Stored items:
- - - - -

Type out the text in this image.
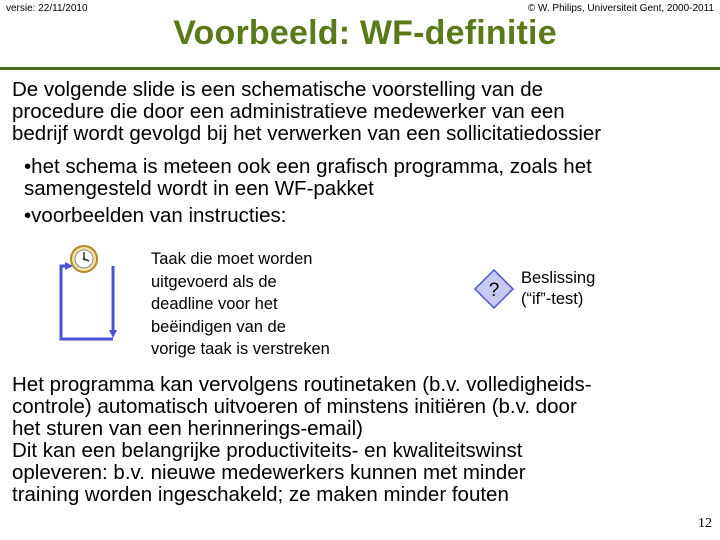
versie: 22/11/2010	© W. Philips, Universiteit Gent, 2000-2011
Voorbeeld: WF-definitie
De volgende slide is een schematische voorstelling van de
procedure die door een administratieve medewerker van een
bedrijf wordt gevolgd bij het verwerken van een sollicitatiedossier
•het schema is meteen ook een grafisch programma, zoals het
samengesteld wordt in een WF-pakket
•voorbeelden van instructies:
Taak die moet worden
uitgevoerd als de
deadline voor het
beëindigen van de
vorige taak is verstreken
?
Beslissing
(“if”-test)
Het programma kan vervolgens routinetaken (b.v. volledigheids-
controle) automatisch uitvoeren of minstens initiëren (b.v. door
het sturen van een herinnerings-email)
Dit kan een belangrijke productiviteits- en kwaliteitswinst
opleveren: b.v. nieuwe medewerkers kunnen met minder
training worden ingeschakeld; ze maken minder fouten
12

- - - - -

> **SHORT TASK**: Output every entry exactly as given; pictures are not part of the copy.

> **RESULT FOR THIS EXERCISE**:
Type out the text in this image.
versie: 22/11/2010	© W. Philips, Universiteit Gent, 2000-2011
Voorbeeld: WF-definitie
De volgende slide is een schematische voorstelling van de
procedure die door een administratieve medewerker van een
bedrijf wordt gevolgd bij het verwerken van een sollicitatiedossier
•het schema is meteen ook een grafisch programma, zoals het
samengesteld wordt in een WF-pakket
•voorbeelden van instructies:
Taak die moet worden
uitgevoerd als de
deadline voor het
beëindigen van de
vorige taak is verstreken
?
Beslissing
(“if”-test)
Het programma kan vervolgens routinetaken (b.v. volledigheids-
controle) automatisch uitvoeren of minstens initiëren (b.v. door
het sturen van een herinnerings-email)
Dit kan een belangrijke productiviteits- en kwaliteitswinst
opleveren: b.v. nieuwe medewerkers kunnen met minder
training worden ingeschakeld; ze maken minder fouten
12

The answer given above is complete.